### Page extract
Talks: “And so…”
Below, more or less as delivered, is the text of a talk I gave on July 9th 2010 at Readercon in Boston. I haven’t attempted to tidy up the text at all; nor have I done anything to reflect the (excellent) discussion session that followed with Ellen Asher, John Clute, Eric Van, and members of the audience. I’ve added a few links to relevant online resources. There were two sections that I had to cut for reasons of space: a discussion of Hope Mirrlees’s poem Paris, and an extract from M John Harrison’s novel Light. If I have time later on, I’ll restore them. If you don’t like reading this much text onscreen, you can download a PDF of the whole thing here: And so…
Thanks for coming. I guess there are two ways into what I want to talk about. The first is a comment from an editor I work with, who said he always found it especially difficult to extract 2 or 3-sentence pullquotes from my reviews because each sentence was quite tightly hooked to the ones on either side so that they didn’t make sense out of context. The second is that I spend far too much time listening to director commentaries on DVDs. You’ll often find directors saying something of this form: Well, we shot the last scene in London and this one in Los Angeles six months later, but looking at Brad and Angelina run from one to another, you wouldn’t know it. For us as viewers, not knowing what was shot where, we naturally put the two shots into one narrative. The question that’s begged is how and why that happens. On the face of it, it’s remarkable that, in certain contexts, we put discrete entities like shots in a movie together into narrative. I think it’s even more interesting when you consider sentences in a prose narrative.
One can approach this from the neurological perspective, of what the brain does in putting narratives together – and Googling around will reveal that plenty of people have, including denoting symptoms of something called dysnarrativia, where certain kinds of brain injuries impede narratives from being formed. But, especially with someone like Eric Van here who knows far more about that than me, I’m a bit wary of doing so. I want instead to approach the question from the other side, and ask what it is writers do (consciously or unconsciously) to create narrative from sentence to sentence.

### Goal of the exercise
In the Readercon talk, which two sections were cut for reasons of space? The data that follows is not needed for the task.

### Dataset
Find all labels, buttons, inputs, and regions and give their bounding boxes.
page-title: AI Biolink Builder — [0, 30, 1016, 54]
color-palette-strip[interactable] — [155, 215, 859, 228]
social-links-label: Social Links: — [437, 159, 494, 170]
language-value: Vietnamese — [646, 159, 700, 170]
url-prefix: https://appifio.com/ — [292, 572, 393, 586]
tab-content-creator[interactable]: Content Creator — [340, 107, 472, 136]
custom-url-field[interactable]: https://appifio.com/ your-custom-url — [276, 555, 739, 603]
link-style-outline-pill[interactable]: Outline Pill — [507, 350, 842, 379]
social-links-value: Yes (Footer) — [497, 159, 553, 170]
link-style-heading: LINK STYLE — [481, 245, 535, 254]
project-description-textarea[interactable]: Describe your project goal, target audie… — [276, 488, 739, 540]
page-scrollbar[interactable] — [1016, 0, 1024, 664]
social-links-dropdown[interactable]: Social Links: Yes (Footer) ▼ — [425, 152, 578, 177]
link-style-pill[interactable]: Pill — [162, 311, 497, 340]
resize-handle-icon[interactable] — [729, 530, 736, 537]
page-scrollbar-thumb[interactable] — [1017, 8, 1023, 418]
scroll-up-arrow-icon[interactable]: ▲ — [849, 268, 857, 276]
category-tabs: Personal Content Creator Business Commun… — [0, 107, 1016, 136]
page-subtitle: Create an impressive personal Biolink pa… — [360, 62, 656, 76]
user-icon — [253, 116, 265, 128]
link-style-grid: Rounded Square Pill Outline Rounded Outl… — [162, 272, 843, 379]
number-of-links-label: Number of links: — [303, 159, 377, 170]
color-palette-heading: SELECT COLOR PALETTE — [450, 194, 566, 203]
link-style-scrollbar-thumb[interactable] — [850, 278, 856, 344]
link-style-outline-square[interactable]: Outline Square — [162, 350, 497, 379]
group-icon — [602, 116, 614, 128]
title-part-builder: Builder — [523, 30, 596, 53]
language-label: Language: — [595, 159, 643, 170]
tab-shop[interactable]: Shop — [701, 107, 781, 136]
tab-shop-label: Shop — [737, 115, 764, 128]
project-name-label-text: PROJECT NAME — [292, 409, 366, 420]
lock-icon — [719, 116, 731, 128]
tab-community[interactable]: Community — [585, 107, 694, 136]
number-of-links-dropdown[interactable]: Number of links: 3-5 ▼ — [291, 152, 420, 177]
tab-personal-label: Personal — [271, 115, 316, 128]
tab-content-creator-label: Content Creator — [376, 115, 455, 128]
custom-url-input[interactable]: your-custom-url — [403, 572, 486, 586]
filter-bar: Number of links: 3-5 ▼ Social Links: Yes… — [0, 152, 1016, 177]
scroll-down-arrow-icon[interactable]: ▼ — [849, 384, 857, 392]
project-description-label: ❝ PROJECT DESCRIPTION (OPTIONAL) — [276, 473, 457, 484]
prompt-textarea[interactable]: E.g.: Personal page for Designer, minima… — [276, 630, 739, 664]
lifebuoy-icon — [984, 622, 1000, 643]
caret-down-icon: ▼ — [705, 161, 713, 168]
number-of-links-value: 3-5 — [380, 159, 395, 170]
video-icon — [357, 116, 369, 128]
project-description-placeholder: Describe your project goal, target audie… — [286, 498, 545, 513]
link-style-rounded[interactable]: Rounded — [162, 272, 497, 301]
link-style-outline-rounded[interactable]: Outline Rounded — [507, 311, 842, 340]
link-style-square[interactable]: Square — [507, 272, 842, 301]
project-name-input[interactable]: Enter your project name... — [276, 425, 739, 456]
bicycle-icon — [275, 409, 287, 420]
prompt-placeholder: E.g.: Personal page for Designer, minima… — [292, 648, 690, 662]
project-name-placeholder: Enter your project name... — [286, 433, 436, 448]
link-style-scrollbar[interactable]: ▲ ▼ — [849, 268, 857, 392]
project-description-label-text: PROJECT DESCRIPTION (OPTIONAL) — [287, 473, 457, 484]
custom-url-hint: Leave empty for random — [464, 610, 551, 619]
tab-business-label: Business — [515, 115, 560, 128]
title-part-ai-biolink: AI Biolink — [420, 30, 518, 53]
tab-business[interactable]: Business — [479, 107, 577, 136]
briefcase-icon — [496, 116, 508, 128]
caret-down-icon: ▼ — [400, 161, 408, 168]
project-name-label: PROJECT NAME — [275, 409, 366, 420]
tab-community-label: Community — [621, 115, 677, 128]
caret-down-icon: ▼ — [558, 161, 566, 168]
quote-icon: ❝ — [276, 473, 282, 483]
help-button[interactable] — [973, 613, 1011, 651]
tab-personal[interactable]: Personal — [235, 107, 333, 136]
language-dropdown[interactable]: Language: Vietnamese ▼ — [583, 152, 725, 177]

### Answer to this task
A discussion of Hope Mirrlees's poem Paris and an extract from M John Harrison's novel Light.